PROBLEM DETAILS — Print out every record exactly as it appears.
---- MATERIALS PROVIDED
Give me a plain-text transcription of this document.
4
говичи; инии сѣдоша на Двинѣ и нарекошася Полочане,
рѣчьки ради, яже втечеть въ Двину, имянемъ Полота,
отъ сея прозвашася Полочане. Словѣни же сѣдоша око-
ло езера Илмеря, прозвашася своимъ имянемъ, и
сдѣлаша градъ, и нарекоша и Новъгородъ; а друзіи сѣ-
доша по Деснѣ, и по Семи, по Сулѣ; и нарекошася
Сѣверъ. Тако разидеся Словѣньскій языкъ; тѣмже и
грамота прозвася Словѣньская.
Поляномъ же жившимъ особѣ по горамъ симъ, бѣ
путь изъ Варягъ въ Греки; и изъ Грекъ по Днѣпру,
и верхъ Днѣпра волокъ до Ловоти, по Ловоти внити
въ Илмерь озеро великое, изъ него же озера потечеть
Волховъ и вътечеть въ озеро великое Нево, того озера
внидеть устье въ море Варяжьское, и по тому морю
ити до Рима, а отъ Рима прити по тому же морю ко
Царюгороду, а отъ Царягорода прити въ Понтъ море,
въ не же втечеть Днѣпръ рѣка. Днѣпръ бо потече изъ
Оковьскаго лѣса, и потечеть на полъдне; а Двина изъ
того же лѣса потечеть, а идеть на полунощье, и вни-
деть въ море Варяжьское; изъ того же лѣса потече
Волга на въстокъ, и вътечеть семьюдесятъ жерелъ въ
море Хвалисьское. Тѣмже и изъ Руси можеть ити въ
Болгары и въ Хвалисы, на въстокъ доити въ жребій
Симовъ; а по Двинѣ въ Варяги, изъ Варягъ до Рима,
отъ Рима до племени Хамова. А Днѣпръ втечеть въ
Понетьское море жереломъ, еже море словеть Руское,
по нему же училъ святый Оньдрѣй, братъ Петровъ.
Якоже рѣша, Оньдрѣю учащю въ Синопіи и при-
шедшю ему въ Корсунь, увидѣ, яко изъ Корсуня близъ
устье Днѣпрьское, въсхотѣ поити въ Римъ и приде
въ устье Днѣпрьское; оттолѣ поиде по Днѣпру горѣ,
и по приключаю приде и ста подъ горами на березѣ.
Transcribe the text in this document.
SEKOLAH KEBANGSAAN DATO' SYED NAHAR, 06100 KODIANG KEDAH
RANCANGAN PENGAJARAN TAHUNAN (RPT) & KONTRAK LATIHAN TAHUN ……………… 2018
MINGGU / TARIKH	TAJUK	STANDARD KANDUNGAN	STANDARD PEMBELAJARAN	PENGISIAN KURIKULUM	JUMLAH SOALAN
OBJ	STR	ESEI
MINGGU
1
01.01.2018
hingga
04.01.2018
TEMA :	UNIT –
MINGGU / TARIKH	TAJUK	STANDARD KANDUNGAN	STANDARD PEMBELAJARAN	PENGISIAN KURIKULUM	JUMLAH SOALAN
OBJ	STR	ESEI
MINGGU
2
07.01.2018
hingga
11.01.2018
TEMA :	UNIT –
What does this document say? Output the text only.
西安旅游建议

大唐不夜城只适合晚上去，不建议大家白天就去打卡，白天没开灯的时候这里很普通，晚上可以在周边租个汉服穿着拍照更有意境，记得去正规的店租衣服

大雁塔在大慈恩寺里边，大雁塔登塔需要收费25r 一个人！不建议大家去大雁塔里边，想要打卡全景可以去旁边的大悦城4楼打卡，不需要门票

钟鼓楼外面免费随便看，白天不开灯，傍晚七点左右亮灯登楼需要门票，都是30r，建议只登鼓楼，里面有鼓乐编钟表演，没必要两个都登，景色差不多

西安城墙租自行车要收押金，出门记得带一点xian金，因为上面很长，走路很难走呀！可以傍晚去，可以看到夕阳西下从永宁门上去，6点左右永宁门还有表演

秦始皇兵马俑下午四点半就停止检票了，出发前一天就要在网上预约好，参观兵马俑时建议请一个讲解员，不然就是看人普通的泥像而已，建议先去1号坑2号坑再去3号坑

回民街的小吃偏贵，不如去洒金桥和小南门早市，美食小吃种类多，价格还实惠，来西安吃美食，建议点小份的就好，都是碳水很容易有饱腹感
--------
EXERCISE SOLUTION —
Give me a plain-text transcription of this document.
4
говичи; инии сѣдоша на Двинѣ и нарекошася Полочане,
рѣчьки ради, яже втечеть въ Двину, имянемъ Полота,
отъ сея прозвашася Полочане. Словѣни же сѣдоша око-
ло езера Илмеря, прозвашася своимъ имянемъ, и
сдѣлаша градъ, и нарекоша и Новъгородъ; а друзіи сѣ-
доша по Деснѣ, и по Семи, по Сулѣ; и нарекошася
Сѣверъ. Тако разидеся Словѣньскій языкъ; тѣмже и
грамота прозвася Словѣньская.
Поляномъ же жившимъ особѣ по горамъ симъ, бѣ
путь изъ Варягъ въ Греки; и изъ Грекъ по Днѣпру,
и верхъ Днѣпра волокъ до Ловоти, по Ловоти внити
въ Илмерь озеро великое, изъ него же озера потечеть
Волховъ и вътечеть въ озеро великое Нево, того озера
внидеть устье въ море Варяжьское, и по тому морю
ити до Рима, а отъ Рима прити по тому же морю ко
Царюгороду, а отъ Царягорода прити въ Понтъ море,
въ не же втечеть Днѣпръ рѣка. Днѣпръ бо потече изъ
Оковьскаго лѣса, и потечеть на полъдне; а Двина изъ
того же лѣса потечеть, а идеть на полунощье, и вни-
деть въ море Варяжьское; изъ того же лѣса потече
Волга на въстокъ, и вътечеть семьюдесятъ жерелъ въ
море Хвалисьское. Тѣмже и изъ Руси можеть ити въ
Болгары и въ Хвалисы, на въстокъ доити въ жребій
Симовъ; а по Двинѣ въ Варяги, изъ Варягъ до Рима,
отъ Рима до племени Хамова. А Днѣпръ втечеть въ
Понетьское море жереломъ, еже море словеть Руское,
по нему же училъ святый Оньдрѣй, братъ Петровъ.
Якоже рѣша, Оньдрѣю учащю въ Синопіи и при-
шедшю ему въ Корсунь, увидѣ, яко изъ Корсуня близъ
устье Днѣпрьское, въсхотѣ поити въ Римъ и приде
въ устье Днѣпрьское; оттолѣ поиде по Днѣпру горѣ,
и по приключаю приде и ста подъ горами на березѣ.
Transcribe the text in this document.
SEKOLAH KEBANGSAAN DATO' SYED NAHAR, 06100 KODIANG KEDAH
RANCANGAN PENGAJARAN TAHUNAN (RPT) & KONTRAK LATIHAN TAHUN ……………… 2018
MINGGU / TARIKH	TAJUK	STANDARD KANDUNGAN	STANDARD PEMBELAJARAN	PENGISIAN KURIKULUM	JUMLAH SOALAN
OBJ	STR	ESEI
MINGGU
1
01.01.2018
hingga
04.01.2018
TEMA :	UNIT –
MINGGU / TARIKH	TAJUK	STANDARD KANDUNGAN	STANDARD PEMBELAJARAN	PENGISIAN KURIKULUM	JUMLAH SOALAN
OBJ	STR	ESEI
MINGGU
2
07.01.2018
hingga
11.01.2018
TEMA :	UNIT –
What does this document say? Output the text only.
西安旅游建议

大唐不夜城只适合晚上去，不建议大家白天就去打卡，白天没开灯的时候这里很普通，晚上可以在周边租个汉服穿着拍照更有意境，记得去正规的店租衣服

大雁塔在大慈恩寺里边，大雁塔登塔需要收费25r 一个人！不建议大家去大雁塔里边，想要打卡全景可以去旁边的大悦城4楼打卡，不需要门票

钟鼓楼外面免费随便看，白天不开灯，傍晚七点左右亮灯登楼需要门票，都是30r，建议只登鼓楼，里面有鼓乐编钟表演，没必要两个都登，景色差不多

西安城墙租自行车要收押金，出门记得带一点xian金，因为上面很长，走路很难走呀！可以傍晚去，可以看到夕阳西下从永宁门上去，6点左右永宁门还有表演

秦始皇兵马俑下午四点半就停止检票了，出发前一天就要在网上预约好，参观兵马俑时建议请一个讲解员，不然就是看人普通的泥像而已，建议先去1号坑2号坑再去3号坑

回民街的小吃偏贵，不如去洒金桥和小南门早市，美食小吃种类多，价格还实惠，来西安吃美食，建议点小份的就好，都是碳水很容易有饱腹感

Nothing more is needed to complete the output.